Do this: List every line below containing "from".

Data listing
::::::

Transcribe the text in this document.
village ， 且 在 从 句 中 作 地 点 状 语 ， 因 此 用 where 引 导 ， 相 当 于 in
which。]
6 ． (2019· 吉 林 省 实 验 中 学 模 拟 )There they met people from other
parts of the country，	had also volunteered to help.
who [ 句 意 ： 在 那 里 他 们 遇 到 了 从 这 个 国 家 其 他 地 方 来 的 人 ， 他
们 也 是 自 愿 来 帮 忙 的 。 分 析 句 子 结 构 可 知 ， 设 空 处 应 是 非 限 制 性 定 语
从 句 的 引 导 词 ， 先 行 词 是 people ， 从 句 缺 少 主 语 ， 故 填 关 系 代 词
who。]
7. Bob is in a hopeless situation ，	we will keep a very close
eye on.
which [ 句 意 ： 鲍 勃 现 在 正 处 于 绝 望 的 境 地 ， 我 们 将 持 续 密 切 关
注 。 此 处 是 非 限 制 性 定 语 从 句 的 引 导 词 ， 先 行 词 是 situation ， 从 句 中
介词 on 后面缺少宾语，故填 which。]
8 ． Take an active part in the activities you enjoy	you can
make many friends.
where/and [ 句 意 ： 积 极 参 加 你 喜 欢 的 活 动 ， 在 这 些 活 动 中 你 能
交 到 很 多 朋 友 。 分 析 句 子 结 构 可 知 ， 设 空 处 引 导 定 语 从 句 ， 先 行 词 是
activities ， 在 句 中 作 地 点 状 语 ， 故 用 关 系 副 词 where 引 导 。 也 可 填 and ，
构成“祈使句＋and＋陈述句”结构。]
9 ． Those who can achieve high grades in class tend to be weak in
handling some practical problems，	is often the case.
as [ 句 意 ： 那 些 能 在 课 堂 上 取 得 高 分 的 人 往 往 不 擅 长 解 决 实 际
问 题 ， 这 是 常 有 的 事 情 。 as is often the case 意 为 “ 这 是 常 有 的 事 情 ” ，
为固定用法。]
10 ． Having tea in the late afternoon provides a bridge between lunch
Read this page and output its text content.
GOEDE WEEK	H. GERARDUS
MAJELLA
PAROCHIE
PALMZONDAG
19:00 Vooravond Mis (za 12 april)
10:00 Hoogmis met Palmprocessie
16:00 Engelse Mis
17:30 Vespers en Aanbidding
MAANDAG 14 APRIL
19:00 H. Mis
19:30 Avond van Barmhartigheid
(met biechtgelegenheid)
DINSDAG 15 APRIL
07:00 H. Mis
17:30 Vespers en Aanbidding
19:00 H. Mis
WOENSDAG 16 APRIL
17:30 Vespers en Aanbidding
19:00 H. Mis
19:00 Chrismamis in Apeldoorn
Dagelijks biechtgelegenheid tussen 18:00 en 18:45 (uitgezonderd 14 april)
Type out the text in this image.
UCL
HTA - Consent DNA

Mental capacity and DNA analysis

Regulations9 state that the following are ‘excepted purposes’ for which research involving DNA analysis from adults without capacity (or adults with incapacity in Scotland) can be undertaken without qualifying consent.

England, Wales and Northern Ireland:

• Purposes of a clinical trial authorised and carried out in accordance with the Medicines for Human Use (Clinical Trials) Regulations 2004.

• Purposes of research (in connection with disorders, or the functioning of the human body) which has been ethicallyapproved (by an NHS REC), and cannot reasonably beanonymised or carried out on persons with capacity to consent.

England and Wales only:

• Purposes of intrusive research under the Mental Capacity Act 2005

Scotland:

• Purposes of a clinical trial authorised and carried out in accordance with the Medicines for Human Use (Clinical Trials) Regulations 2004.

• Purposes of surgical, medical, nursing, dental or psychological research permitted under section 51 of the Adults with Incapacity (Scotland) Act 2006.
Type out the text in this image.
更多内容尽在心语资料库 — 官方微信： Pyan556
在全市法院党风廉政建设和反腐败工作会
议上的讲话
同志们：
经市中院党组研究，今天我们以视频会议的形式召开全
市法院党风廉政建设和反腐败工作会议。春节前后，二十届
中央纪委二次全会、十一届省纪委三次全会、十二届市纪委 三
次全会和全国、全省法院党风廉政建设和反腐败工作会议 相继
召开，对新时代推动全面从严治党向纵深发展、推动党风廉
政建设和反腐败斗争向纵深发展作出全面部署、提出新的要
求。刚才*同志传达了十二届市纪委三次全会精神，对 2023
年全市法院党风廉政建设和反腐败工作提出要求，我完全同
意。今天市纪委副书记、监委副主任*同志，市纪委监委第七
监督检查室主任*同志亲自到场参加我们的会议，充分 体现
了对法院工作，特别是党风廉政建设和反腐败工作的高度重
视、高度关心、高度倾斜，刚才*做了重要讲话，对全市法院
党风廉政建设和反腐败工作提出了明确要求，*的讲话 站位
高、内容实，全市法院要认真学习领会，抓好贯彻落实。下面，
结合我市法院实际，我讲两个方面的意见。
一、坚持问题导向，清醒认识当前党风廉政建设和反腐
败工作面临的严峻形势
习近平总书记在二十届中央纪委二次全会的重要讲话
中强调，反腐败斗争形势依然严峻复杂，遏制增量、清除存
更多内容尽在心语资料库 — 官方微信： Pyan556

::::::

Expected answer:
6 ． (2019· 吉 林 省 实 验 中 学 模 拟 )There they met people from other
Regulations9 state that the following are ‘excepted purposes’ for which research involving DNA analysis from adults without capacity (or adults with incapacity in Scotland) can be undertaken without qualifying consent.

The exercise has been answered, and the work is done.